═══ LISTED ENTRIES

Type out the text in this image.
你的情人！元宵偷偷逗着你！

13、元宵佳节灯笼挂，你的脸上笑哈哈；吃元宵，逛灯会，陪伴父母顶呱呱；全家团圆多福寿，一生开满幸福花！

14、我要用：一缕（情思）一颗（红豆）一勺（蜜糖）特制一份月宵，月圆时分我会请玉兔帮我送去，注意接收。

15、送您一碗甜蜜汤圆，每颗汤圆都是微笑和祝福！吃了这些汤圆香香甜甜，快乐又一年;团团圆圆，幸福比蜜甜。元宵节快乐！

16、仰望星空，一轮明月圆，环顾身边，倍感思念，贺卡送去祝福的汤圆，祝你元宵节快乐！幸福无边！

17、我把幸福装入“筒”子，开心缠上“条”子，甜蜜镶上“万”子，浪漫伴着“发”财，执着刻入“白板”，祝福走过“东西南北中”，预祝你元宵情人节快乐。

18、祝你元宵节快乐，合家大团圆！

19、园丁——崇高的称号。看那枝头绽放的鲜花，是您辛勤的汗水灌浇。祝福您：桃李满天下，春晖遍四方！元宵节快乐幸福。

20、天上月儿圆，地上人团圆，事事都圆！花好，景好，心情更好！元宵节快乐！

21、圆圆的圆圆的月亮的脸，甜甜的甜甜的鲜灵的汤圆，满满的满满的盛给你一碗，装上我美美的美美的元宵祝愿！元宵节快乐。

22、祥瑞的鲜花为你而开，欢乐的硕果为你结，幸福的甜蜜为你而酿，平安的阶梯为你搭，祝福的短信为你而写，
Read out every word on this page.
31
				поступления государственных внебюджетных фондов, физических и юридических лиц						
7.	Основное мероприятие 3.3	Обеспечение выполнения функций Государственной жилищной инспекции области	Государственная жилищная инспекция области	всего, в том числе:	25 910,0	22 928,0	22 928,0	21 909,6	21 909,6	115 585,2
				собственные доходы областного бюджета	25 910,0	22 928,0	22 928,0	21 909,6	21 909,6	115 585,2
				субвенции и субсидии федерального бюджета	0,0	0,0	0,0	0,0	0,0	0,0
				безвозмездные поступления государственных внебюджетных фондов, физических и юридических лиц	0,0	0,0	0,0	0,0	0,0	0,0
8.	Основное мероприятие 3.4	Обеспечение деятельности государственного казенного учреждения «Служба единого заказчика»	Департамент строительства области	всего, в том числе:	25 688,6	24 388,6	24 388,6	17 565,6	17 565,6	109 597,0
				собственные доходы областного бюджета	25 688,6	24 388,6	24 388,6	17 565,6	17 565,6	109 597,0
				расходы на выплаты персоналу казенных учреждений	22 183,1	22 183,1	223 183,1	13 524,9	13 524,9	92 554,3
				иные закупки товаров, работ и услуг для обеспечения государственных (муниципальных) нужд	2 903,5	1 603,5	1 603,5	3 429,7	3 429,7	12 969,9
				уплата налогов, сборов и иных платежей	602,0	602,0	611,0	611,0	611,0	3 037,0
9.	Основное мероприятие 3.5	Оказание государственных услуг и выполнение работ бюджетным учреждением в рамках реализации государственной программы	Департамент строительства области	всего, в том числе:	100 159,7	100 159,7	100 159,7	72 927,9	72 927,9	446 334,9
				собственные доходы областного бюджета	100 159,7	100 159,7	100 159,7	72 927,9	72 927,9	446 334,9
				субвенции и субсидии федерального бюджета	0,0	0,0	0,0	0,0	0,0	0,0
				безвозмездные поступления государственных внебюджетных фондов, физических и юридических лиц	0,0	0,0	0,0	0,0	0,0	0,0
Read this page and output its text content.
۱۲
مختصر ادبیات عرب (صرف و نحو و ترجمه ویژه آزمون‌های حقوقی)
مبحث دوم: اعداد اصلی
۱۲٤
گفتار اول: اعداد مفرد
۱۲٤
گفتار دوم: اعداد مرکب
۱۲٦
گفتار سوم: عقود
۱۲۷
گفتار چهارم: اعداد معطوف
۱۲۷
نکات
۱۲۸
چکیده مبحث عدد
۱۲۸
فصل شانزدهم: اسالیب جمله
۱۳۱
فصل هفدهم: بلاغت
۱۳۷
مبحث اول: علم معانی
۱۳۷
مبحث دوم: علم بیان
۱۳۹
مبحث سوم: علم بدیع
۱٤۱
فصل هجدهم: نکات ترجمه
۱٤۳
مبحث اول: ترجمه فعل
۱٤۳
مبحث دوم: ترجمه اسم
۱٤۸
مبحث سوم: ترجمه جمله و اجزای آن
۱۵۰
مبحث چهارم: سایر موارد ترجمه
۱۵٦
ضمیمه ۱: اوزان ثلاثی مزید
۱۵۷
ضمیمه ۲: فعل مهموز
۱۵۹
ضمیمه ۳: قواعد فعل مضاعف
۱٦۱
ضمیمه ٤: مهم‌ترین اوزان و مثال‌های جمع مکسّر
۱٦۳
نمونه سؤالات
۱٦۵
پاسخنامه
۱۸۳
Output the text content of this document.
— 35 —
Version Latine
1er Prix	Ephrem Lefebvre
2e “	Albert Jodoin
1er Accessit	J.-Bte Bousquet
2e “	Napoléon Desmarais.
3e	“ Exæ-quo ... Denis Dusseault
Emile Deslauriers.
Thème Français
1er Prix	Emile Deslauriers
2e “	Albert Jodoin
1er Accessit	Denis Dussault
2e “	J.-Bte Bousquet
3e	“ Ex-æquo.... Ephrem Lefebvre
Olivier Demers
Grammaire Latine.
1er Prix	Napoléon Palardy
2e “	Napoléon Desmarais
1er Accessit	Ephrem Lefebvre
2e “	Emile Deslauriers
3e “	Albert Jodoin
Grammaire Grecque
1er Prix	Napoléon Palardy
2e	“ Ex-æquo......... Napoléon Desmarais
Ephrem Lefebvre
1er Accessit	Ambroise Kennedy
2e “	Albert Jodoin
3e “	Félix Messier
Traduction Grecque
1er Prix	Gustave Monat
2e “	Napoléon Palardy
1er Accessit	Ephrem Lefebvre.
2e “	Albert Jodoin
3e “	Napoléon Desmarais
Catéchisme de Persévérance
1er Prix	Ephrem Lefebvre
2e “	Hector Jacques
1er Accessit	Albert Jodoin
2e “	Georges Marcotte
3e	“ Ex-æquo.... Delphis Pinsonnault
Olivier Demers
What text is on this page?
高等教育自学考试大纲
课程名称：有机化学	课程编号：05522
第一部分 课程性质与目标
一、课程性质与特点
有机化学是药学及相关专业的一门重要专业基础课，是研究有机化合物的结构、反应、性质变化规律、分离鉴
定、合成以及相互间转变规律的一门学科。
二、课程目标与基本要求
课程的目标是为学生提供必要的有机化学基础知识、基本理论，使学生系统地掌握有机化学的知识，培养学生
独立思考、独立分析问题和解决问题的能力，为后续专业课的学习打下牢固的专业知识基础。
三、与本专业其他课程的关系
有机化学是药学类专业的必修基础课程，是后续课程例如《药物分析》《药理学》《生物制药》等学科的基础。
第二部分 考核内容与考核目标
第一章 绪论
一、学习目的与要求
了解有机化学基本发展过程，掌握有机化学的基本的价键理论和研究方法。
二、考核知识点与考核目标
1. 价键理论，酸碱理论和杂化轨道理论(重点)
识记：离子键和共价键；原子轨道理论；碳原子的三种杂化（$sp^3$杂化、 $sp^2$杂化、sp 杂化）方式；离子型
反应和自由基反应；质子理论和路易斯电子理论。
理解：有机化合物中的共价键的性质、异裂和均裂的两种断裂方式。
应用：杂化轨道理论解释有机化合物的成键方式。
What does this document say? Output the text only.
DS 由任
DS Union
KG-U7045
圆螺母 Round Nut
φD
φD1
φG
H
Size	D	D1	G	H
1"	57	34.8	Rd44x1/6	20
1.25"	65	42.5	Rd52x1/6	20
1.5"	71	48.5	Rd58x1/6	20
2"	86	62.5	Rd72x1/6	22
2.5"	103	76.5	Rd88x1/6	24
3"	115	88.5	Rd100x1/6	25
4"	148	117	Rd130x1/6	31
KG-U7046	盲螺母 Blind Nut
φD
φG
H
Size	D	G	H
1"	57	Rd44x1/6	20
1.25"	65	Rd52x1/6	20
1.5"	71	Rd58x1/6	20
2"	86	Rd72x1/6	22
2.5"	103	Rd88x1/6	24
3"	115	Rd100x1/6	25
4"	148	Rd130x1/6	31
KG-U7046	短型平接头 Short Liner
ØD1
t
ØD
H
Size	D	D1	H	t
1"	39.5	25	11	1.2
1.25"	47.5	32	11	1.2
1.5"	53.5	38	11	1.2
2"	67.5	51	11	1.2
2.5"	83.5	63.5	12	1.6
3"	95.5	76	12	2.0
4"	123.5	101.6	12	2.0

══════

[TASK DIRECTIONS]:
Reply with one number: the count of lines in the entries that include the word "祝你元宵节快乐".

[EXERCISE RESPONSE]:
2